▶ _What to work on_: Below are the records; count how many of their lines contain the word "from" and give that number only.

+++

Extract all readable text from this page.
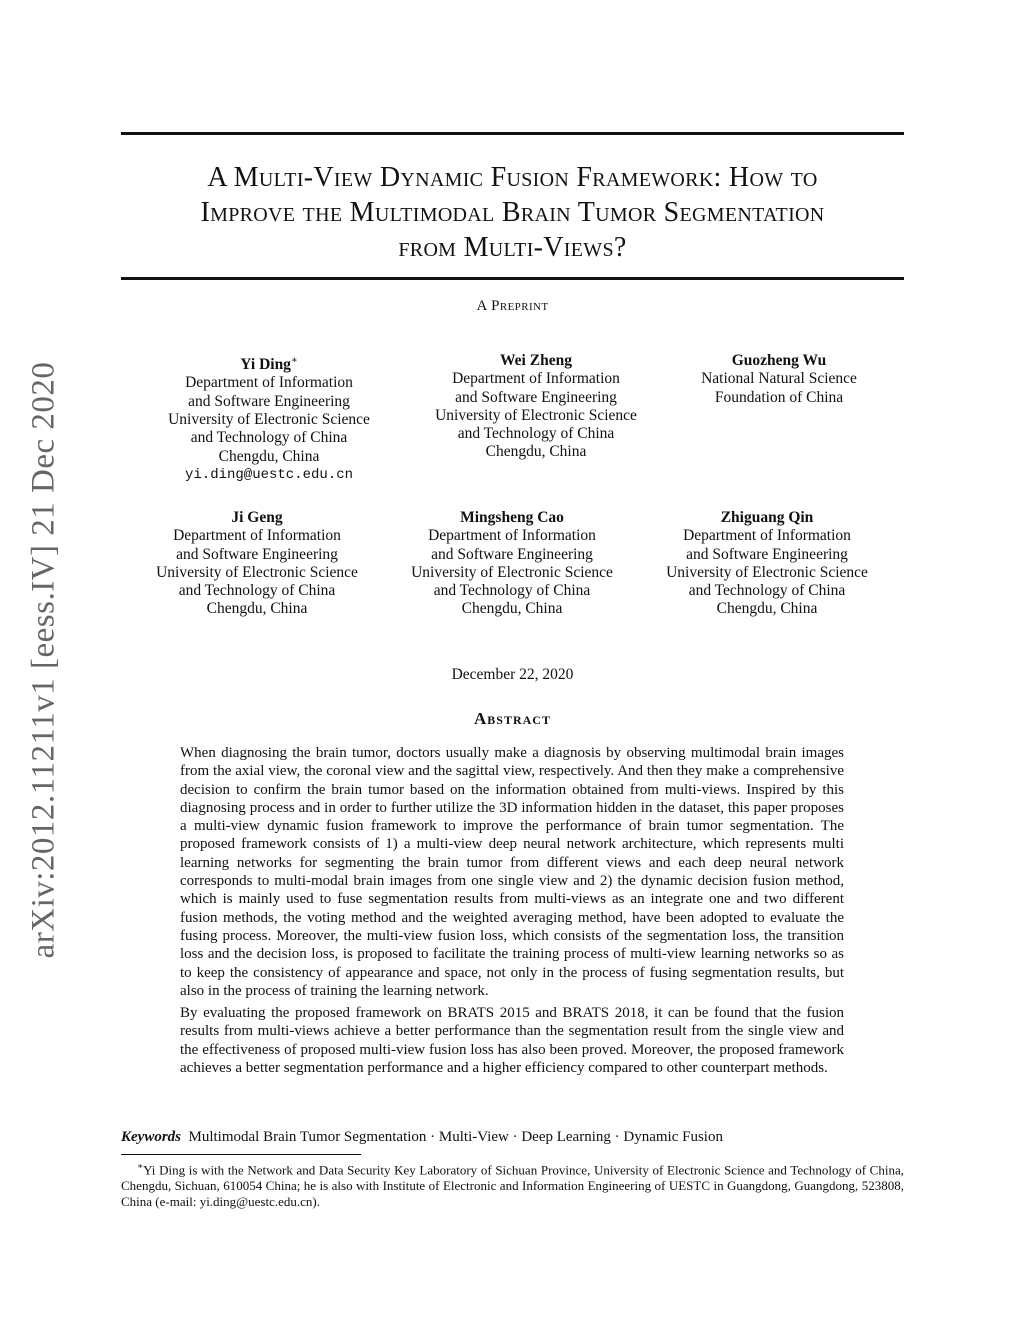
arXiv:2012.11211v1 [eess.IV] 21 Dec 2020
A Multi-View Dynamic Fusion Framework: How to
Improve the Multimodal Brain Tumor Segmentation
from Multi-Views?
A Preprint
Yi Ding∗
Department of Information
and Software Engineering
University of Electronic Science
and Technology of China
Chengdu, China
yi.ding@uestc.edu.cn
Wei Zheng
Department of Information
and Software Engineering
University of Electronic Science
and Technology of China
Chengdu, China
Guozheng Wu
National Natural Science
Foundation of China
Ji Geng
Department of Information
and Software Engineering
University of Electronic Science
and Technology of China
Chengdu, China
Mingsheng Cao
Department of Information
and Software Engineering
University of Electronic Science
and Technology of China
Chengdu, China
Zhiguang Qin
Department of Information
and Software Engineering
University of Electronic Science
and Technology of China
Chengdu, China
December 22, 2020
Abstract

When diagnosing the brain tumor, doctors usually make a diagnosis by observing multimodal brain images from the axial view, the coronal view and the sagittal view, respectively. And then they make a comprehensive decision to confirm the brain tumor based on the information obtained from multi-views. Inspired by this diagnosing process and in order to further utilize the 3D information hidden in the dataset, this paper proposes a multi-view dynamic fusion framework to improve the performance of brain tumor segmentation. The proposed framework consists of 1) a multi-view deep neural network architecture, which represents multi learning networks for segmenting the brain tumor from different views and each deep neural network corresponds to multi-modal brain images from one single view and 2) the dynamic decision fusion method, which is mainly used to fuse segmentation results from multi-views as an integrate one and two different fusion methods, the voting method and the weighted averaging method, have been adopted to evaluate the fusing process. Moreover, the multi-view fusion loss, which consists of the segmentation loss, the transition loss and the decision loss, is proposed to facilitate the training process of multi-view learning networks so as to keep the consistency of appearance and space, not only in the process of fusing segmentation results, but also in the process of training the learning network.

By evaluating the proposed framework on BRATS 2015 and BRATS 2018, it can be found that the fusion results from multi-views achieve a better performance than the segmentation result from the single view and the effectiveness of proposed multi-view fusion loss has also been proved. Moreover, the proposed framework achieves a better segmentation performance and a higher efficiency compared to other counterpart methods.

Keywords Multimodal Brain Tumor Segmentation · Multi-View · Deep Learning · Dynamic Fusion
∗Yi Ding is with the Network and Data Security Key Laboratory of Sichuan Province, University of Electronic Science and Technology of China, Chengdu, Sichuan, 610054 China; he is also with Institute of Electronic and Information Engineering of UESTC in Guangdong, Guangdong, 523808, China (e-mail: yi.ding@uestc.edu.cn).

+++

▶ _Task solution_: 4